**PROBLEM STATEMENT**
How many of the lines that follow contain the word "JSON"? Give only the number.

**GIVEN INFORMATION**

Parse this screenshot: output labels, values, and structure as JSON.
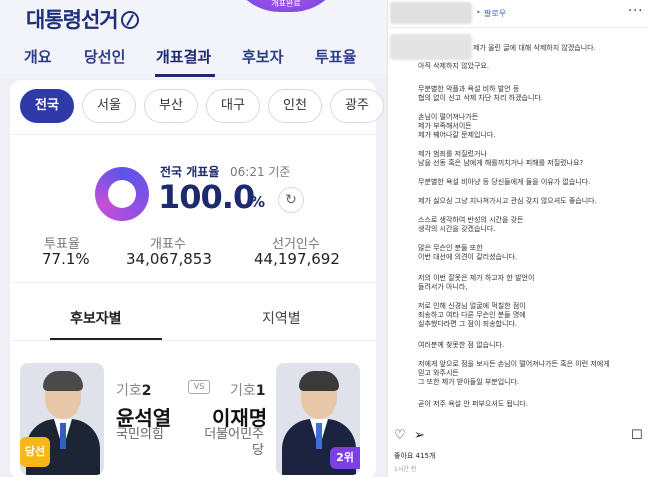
{
  "app": {
    "brand": "대통령선거",
    "banner_text": "개표완료",
    "nav": [
      "개요",
      "당선인",
      "개표결과",
      "후보자",
      "투표율"
    ],
    "regions": [
      "전국",
      "서울",
      "부산",
      "대구",
      "인천",
      "광주"
    ],
    "count": {
      "title": "전국 개표율",
      "time": "06:21 기준",
      "percent": "100.0",
      "unit": "%"
    },
    "stats": [
      {
        "label": "투표율",
        "value": "77.1%"
      },
      {
        "label": "개표수",
        "value": "34,067,853"
      },
      {
        "label": "선거인수",
        "value": "44,197,692"
      }
    ],
    "tabs": {
      "candidate": "후보자별",
      "region": "지역별"
    },
    "vs": "VS",
    "candidates": [
      {
        "no_label": "기호",
        "no": "2",
        "name": "윤석열",
        "party": "국민의힘",
        "badge": "당선"
      },
      {
        "no_label": "기호",
        "no": "1",
        "name": "이재명",
        "party_line1": "더불어민주",
        "party_line2": "당",
        "badge": "2위"
      }
    ]
  },
  "instagram": {
    "follow": "팔로우",
    "caption_lines": [
      "제가 올린 글에 대해 삭제하지 않겠습니다.",
      "아직 삭제하지 않았구요.",
      "무분별한 악플과 욕설 비하 발언 등",
      "협의 없이 신고 삭제 차단 처리 하겠습니다.",
      "손님이 떨어져나가든",
      "제가 부족해서이든",
      "제가 꿰어나갈 문제입니다.",
      "제가 범죄를 저질렀거나",
      "남을 선동 혹은 남에게 해를끼치거나 피해를 저질렀나요?",
      "무분별한 욕설 비아냥 등 당신들에게 들을 이유가 없습니다.",
      "제가 싫으심 그냥 지나쳐가시고 관심 갖지 않으셔도 좋습니다.",
      "스스로 생각하여 반성의 시간을 갖든",
      "생각의 시간을 갖겠습니다.",
      "많은 무슨인 분들 또한",
      "이번 대선에 의견이 갈리셨습니다.",
      "저의 이번 잘못은 제가 하고자 한 발언이",
      "돌려서가 아니라,",
      "저로 인해 신경님 얼굴에 먹칠한 점이",
      "죄송하고 여타 다른 무슨인 분들 명에",
      "실추했다라면 그 점이 죄송합니다.",
      "여러분께 찾못한 점 없습니다.",
      "저에게 앞으로 점을 보시든 손님이 떨어져나가든 혹은 이런 저에게",
      "믿고 와주시든",
      "그 또한 제가 받아들일 부분입니다.",
      "곧이 저주 욕설 안 퍼부으셔도 됩니다."
    ],
    "likes": "좋아요 415개",
    "ago": "1시간 전"
  }
}
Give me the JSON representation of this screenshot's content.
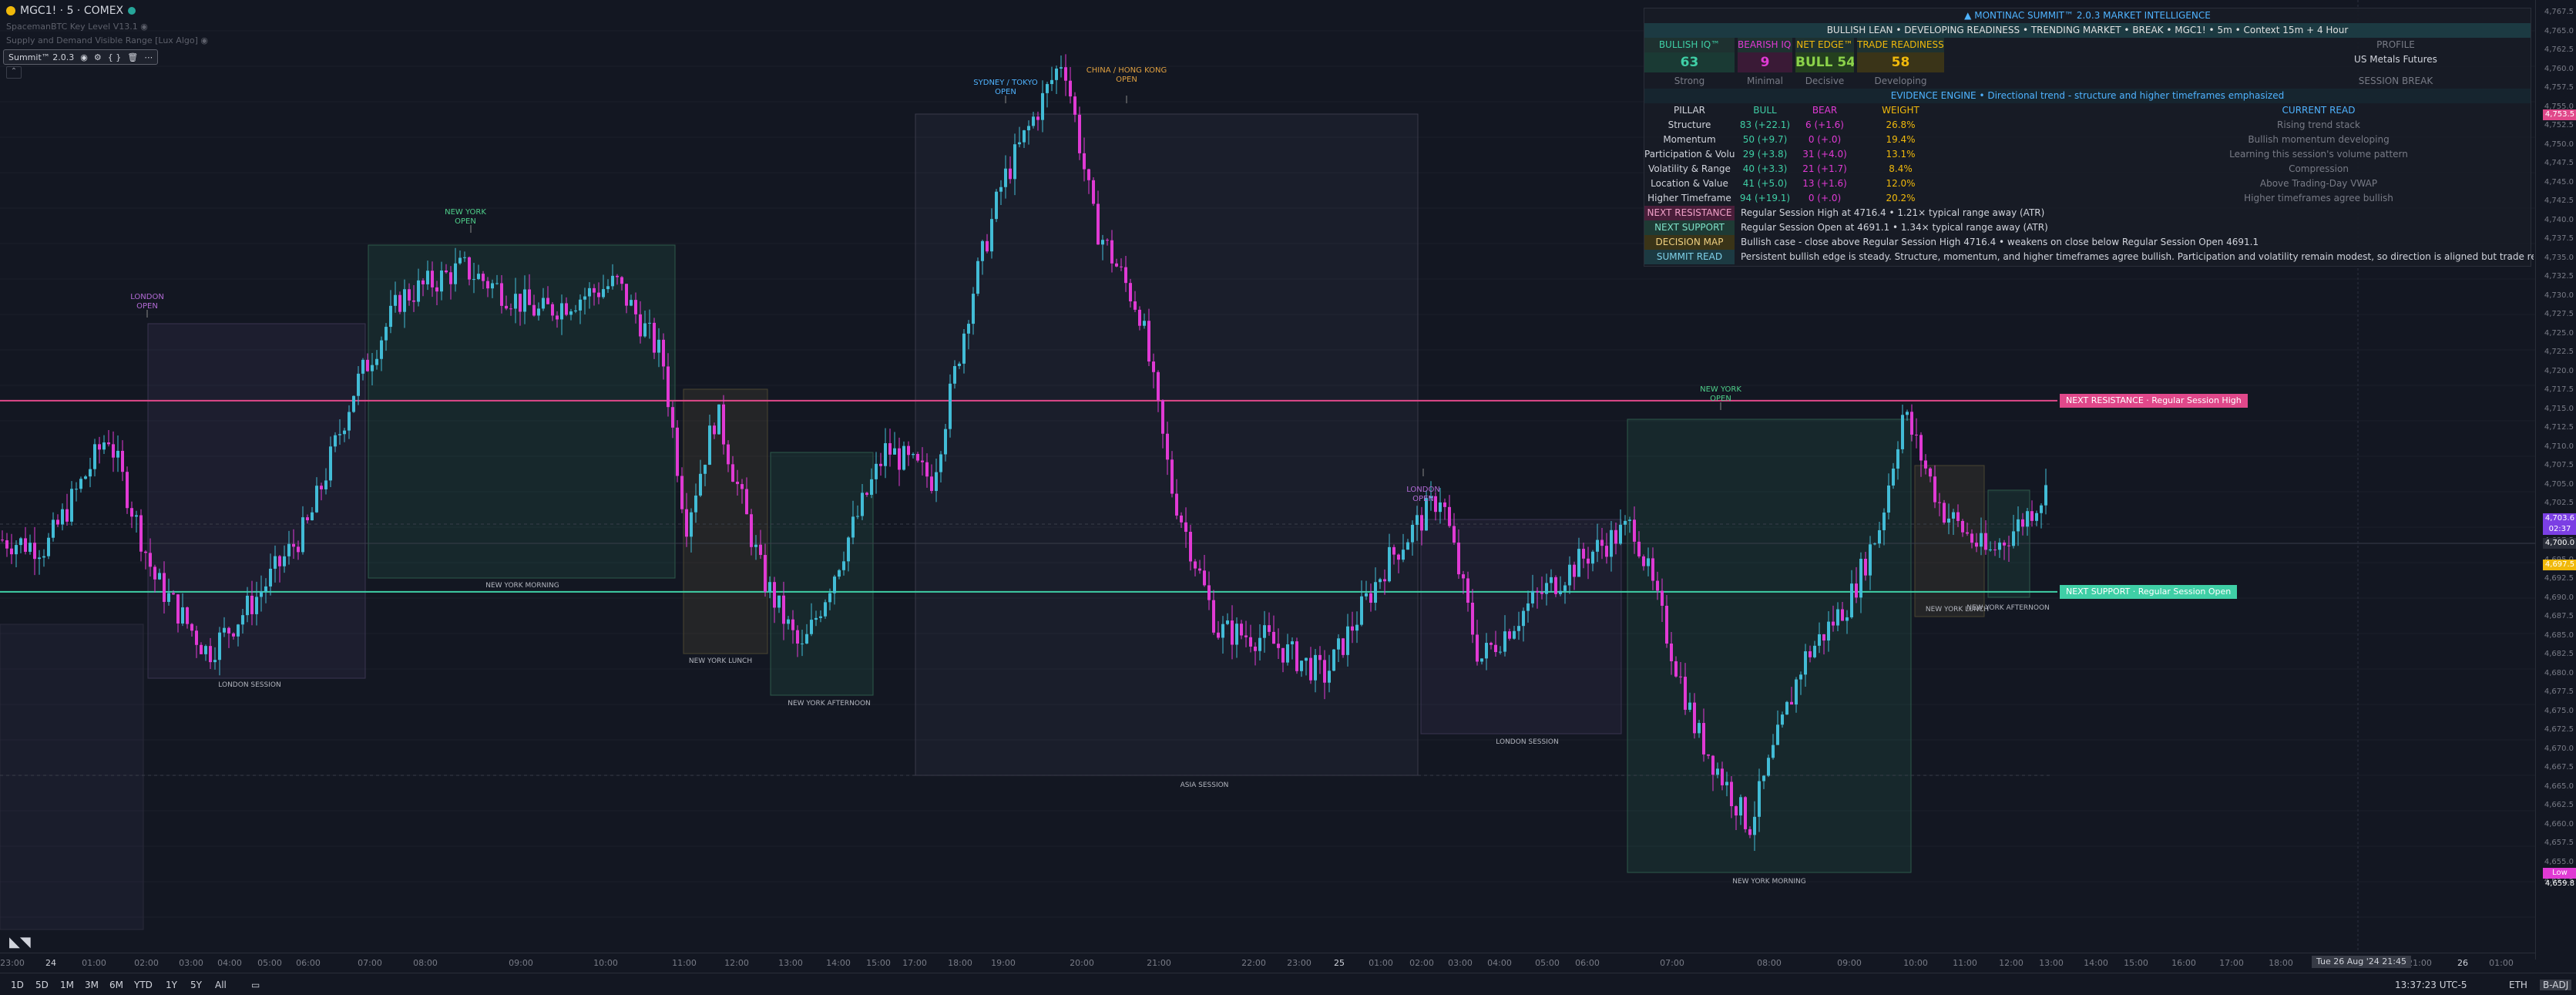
{
  "header": {
    "symbol_title": "MGC1! · 5 · COMEX",
    "indicator_line_1": "SpacemanBTC Key Level V13.1",
    "indicator_line_2": "Supply and Demand Visible Range [Lux Algo]",
    "study_name": "Summit™ 2.0.3",
    "collapse_glyph": "⌃"
  },
  "panel": {
    "title": "▲ MONTINAC  SUMMIT™ 2.0.3  MARKET INTELLIGENCE",
    "status_line": "BULLISH LEAN  •  DEVELOPING READINESS  •  TRENDING MARKET  •  BREAK  •  MGC1!  •  5m  •  Context 15m + 4 Hour",
    "score_headers": [
      "BULLISH IQ™",
      "BEARISH IQ™",
      "NET EDGE™",
      "TRADE READINESS™"
    ],
    "score_values": [
      "63",
      "9",
      "BULL 54",
      "58"
    ],
    "score_tags": [
      "Strong",
      "Minimal",
      "Decisive",
      "Developing"
    ],
    "profile_label": "PROFILE",
    "profile_value": "US Metals Futures",
    "session_label": "SESSION BREAK",
    "evidence_line": "EVIDENCE ENGINE  •  Directional trend - structure and higher timeframes emphasized",
    "pillar_headers": [
      "PILLAR",
      "BULL",
      "BEAR",
      "WEIGHT",
      "CURRENT READ"
    ],
    "pillars": [
      {
        "name": "Structure",
        "bull": "83 (+22.1)",
        "bear": "6 (+1.6)",
        "weight": "26.8%",
        "read": "Rising trend stack"
      },
      {
        "name": "Momentum",
        "bull": "50 (+9.7)",
        "bear": "0 (+.0)",
        "weight": "19.4%",
        "read": "Bullish momentum developing"
      },
      {
        "name": "Participation & Volume",
        "bull": "29 (+3.8)",
        "bear": "31 (+4.0)",
        "weight": "13.1%",
        "read": "Learning this session's volume pattern"
      },
      {
        "name": "Volatility & Range",
        "bull": "40 (+3.3)",
        "bear": "21 (+1.7)",
        "weight": "8.4%",
        "read": "Compression"
      },
      {
        "name": "Location & Value",
        "bull": "41 (+5.0)",
        "bear": "13 (+1.6)",
        "weight": "12.0%",
        "read": "Above Trading-Day VWAP"
      },
      {
        "name": "Higher Timeframe",
        "bull": "94 (+19.1)",
        "bear": "0 (+.0)",
        "weight": "20.2%",
        "read": "Higher timeframes agree bullish"
      }
    ],
    "notes": [
      {
        "key": "NEXT RESISTANCE",
        "text": "Regular Session High at 4716.4  •  1.21× typical range away (ATR)"
      },
      {
        "key": "NEXT SUPPORT",
        "text": "Regular Session Open at 4691.1  •  1.34× typical range away (ATR)"
      },
      {
        "key": "DECISION MAP",
        "text": "Bullish case - close above Regular Session High 4716.4  •  weakens on close below Regular Session Open 4691.1"
      },
      {
        "key": "SUMMIT READ",
        "text": "Persistent bullish edge is steady. Structure, momentum, and higher timeframes agree bullish. Participation and volatility remain modest, so direction is aligned but trade readiness is still developing."
      }
    ]
  },
  "levels": {
    "resistance_label": "NEXT RESISTANCE · Regular Session High",
    "support_label": "NEXT SUPPORT · Regular Session Open",
    "resistance_price": 4716.4,
    "support_price": 4691.1
  },
  "price_axis": {
    "ticks": [
      "4,767.5",
      "4,765.0",
      "4,762.5",
      "4,760.0",
      "4,757.5",
      "4,755.0",
      "4,752.5",
      "4,750.0",
      "4,747.5",
      "4,745.0",
      "4,742.5",
      "4,740.0",
      "4,737.5",
      "4,735.0",
      "4,732.5",
      "4,730.0",
      "4,727.5",
      "4,725.0",
      "4,722.5",
      "4,720.0",
      "4,717.5",
      "4,715.0",
      "4,712.5",
      "4,710.0",
      "4,707.5",
      "4,705.0",
      "4,702.5",
      "4,700.0",
      "4,697.5",
      "4,695.0",
      "4,692.5",
      "4,690.0",
      "4,687.5",
      "4,685.0",
      "4,682.5",
      "4,680.0",
      "4,677.5",
      "4,675.0",
      "4,672.5",
      "4,670.0",
      "4,667.5",
      "4,665.0",
      "4,662.5",
      "4,660.0",
      "4,657.5",
      "4,655.0",
      "4,652.5"
    ],
    "tag_top": "4,753.5",
    "tag_last_1": "4,703.6",
    "tag_last_2": "02:37",
    "tag_mid": "4,700.0",
    "tag_yellow": "4,697.5",
    "tag_low": "Low 4,659.8",
    "ymin": 4651.5,
    "ymax": 4768.0
  },
  "time_axis": {
    "ticks": [
      "23:00",
      "24",
      "01:00",
      "02:00",
      "03:00",
      "04:00",
      "05:00",
      "06:00",
      "07:00",
      "08:00",
      "09:00",
      "10:00",
      "11:00",
      "12:00",
      "13:00",
      "14:00",
      "15:00",
      "17:00",
      "18:00",
      "19:00",
      "20:00",
      "21:00",
      "22:00",
      "23:00",
      "25",
      "01:00",
      "02:00",
      "03:00",
      "04:00",
      "05:00",
      "06:00",
      "07:00",
      "08:00",
      "09:00",
      "10:00",
      "11:00",
      "12:00",
      "13:00",
      "14:00",
      "15:00",
      "16:00",
      "17:00",
      "18:00",
      "19:00",
      "20:00",
      "21:00",
      "26",
      "01:00"
    ],
    "cursor_label": "Tue 26 Aug '24  21:45"
  },
  "sessions": {
    "labels": [
      "LONDON SESSION",
      "NEW YORK MORNING",
      "NEW YORK LUNCH",
      "NEW YORK AFTERNOON",
      "ASIA SESSION",
      "LONDON SESSION",
      "NEW YORK MORNING",
      "NEW YORK LUNCH",
      "NEW YORK AFTERNOON"
    ],
    "opens": [
      "LONDON\nOPEN",
      "NEW YORK\nOPEN",
      "SYDNEY / TOKYO\nOPEN",
      "CHINA / HONG KONG\nOPEN",
      "LONDON\nOPEN",
      "NEW YORK\nOPEN"
    ]
  },
  "bottom": {
    "timeframes": [
      "1D",
      "5D",
      "1M",
      "3M",
      "6M",
      "YTD",
      "1Y",
      "5Y",
      "All"
    ],
    "clock": "13:37:23 UTC-5",
    "session_mode": "ETH",
    "adj_label": "B-ADJ"
  },
  "colors": {
    "bull": "#42bcd6",
    "bear": "#e03ad4",
    "resistance": "#e0488a",
    "support": "#3fcfa6",
    "panel_accent": "#4fb3ff"
  }
}
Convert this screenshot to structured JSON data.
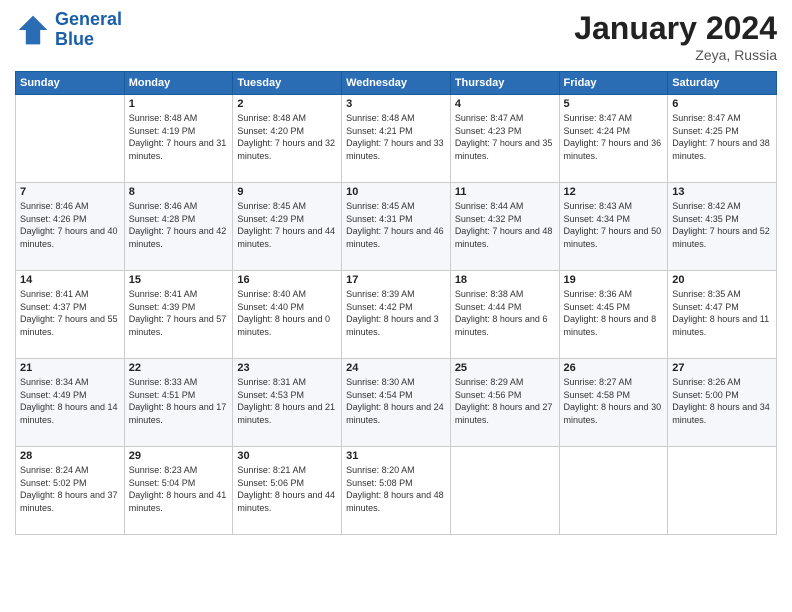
{
  "header": {
    "logo_line1": "General",
    "logo_line2": "Blue",
    "month": "January 2024",
    "location": "Zeya, Russia"
  },
  "days_of_week": [
    "Sunday",
    "Monday",
    "Tuesday",
    "Wednesday",
    "Thursday",
    "Friday",
    "Saturday"
  ],
  "weeks": [
    [
      {
        "day": null
      },
      {
        "day": "1",
        "sunrise": "8:48 AM",
        "sunset": "4:19 PM",
        "daylight": "7 hours and 31 minutes."
      },
      {
        "day": "2",
        "sunrise": "8:48 AM",
        "sunset": "4:20 PM",
        "daylight": "7 hours and 32 minutes."
      },
      {
        "day": "3",
        "sunrise": "8:48 AM",
        "sunset": "4:21 PM",
        "daylight": "7 hours and 33 minutes."
      },
      {
        "day": "4",
        "sunrise": "8:47 AM",
        "sunset": "4:23 PM",
        "daylight": "7 hours and 35 minutes."
      },
      {
        "day": "5",
        "sunrise": "8:47 AM",
        "sunset": "4:24 PM",
        "daylight": "7 hours and 36 minutes."
      },
      {
        "day": "6",
        "sunrise": "8:47 AM",
        "sunset": "4:25 PM",
        "daylight": "7 hours and 38 minutes."
      }
    ],
    [
      {
        "day": "7",
        "sunrise": "8:46 AM",
        "sunset": "4:26 PM",
        "daylight": "7 hours and 40 minutes."
      },
      {
        "day": "8",
        "sunrise": "8:46 AM",
        "sunset": "4:28 PM",
        "daylight": "7 hours and 42 minutes."
      },
      {
        "day": "9",
        "sunrise": "8:45 AM",
        "sunset": "4:29 PM",
        "daylight": "7 hours and 44 minutes."
      },
      {
        "day": "10",
        "sunrise": "8:45 AM",
        "sunset": "4:31 PM",
        "daylight": "7 hours and 46 minutes."
      },
      {
        "day": "11",
        "sunrise": "8:44 AM",
        "sunset": "4:32 PM",
        "daylight": "7 hours and 48 minutes."
      },
      {
        "day": "12",
        "sunrise": "8:43 AM",
        "sunset": "4:34 PM",
        "daylight": "7 hours and 50 minutes."
      },
      {
        "day": "13",
        "sunrise": "8:42 AM",
        "sunset": "4:35 PM",
        "daylight": "7 hours and 52 minutes."
      }
    ],
    [
      {
        "day": "14",
        "sunrise": "8:41 AM",
        "sunset": "4:37 PM",
        "daylight": "7 hours and 55 minutes."
      },
      {
        "day": "15",
        "sunrise": "8:41 AM",
        "sunset": "4:39 PM",
        "daylight": "7 hours and 57 minutes."
      },
      {
        "day": "16",
        "sunrise": "8:40 AM",
        "sunset": "4:40 PM",
        "daylight": "8 hours and 0 minutes."
      },
      {
        "day": "17",
        "sunrise": "8:39 AM",
        "sunset": "4:42 PM",
        "daylight": "8 hours and 3 minutes."
      },
      {
        "day": "18",
        "sunrise": "8:38 AM",
        "sunset": "4:44 PM",
        "daylight": "8 hours and 6 minutes."
      },
      {
        "day": "19",
        "sunrise": "8:36 AM",
        "sunset": "4:45 PM",
        "daylight": "8 hours and 8 minutes."
      },
      {
        "day": "20",
        "sunrise": "8:35 AM",
        "sunset": "4:47 PM",
        "daylight": "8 hours and 11 minutes."
      }
    ],
    [
      {
        "day": "21",
        "sunrise": "8:34 AM",
        "sunset": "4:49 PM",
        "daylight": "8 hours and 14 minutes."
      },
      {
        "day": "22",
        "sunrise": "8:33 AM",
        "sunset": "4:51 PM",
        "daylight": "8 hours and 17 minutes."
      },
      {
        "day": "23",
        "sunrise": "8:31 AM",
        "sunset": "4:53 PM",
        "daylight": "8 hours and 21 minutes."
      },
      {
        "day": "24",
        "sunrise": "8:30 AM",
        "sunset": "4:54 PM",
        "daylight": "8 hours and 24 minutes."
      },
      {
        "day": "25",
        "sunrise": "8:29 AM",
        "sunset": "4:56 PM",
        "daylight": "8 hours and 27 minutes."
      },
      {
        "day": "26",
        "sunrise": "8:27 AM",
        "sunset": "4:58 PM",
        "daylight": "8 hours and 30 minutes."
      },
      {
        "day": "27",
        "sunrise": "8:26 AM",
        "sunset": "5:00 PM",
        "daylight": "8 hours and 34 minutes."
      }
    ],
    [
      {
        "day": "28",
        "sunrise": "8:24 AM",
        "sunset": "5:02 PM",
        "daylight": "8 hours and 37 minutes."
      },
      {
        "day": "29",
        "sunrise": "8:23 AM",
        "sunset": "5:04 PM",
        "daylight": "8 hours and 41 minutes."
      },
      {
        "day": "30",
        "sunrise": "8:21 AM",
        "sunset": "5:06 PM",
        "daylight": "8 hours and 44 minutes."
      },
      {
        "day": "31",
        "sunrise": "8:20 AM",
        "sunset": "5:08 PM",
        "daylight": "8 hours and 48 minutes."
      },
      {
        "day": null
      },
      {
        "day": null
      },
      {
        "day": null
      }
    ]
  ]
}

**EXERCISE ANSWER**
3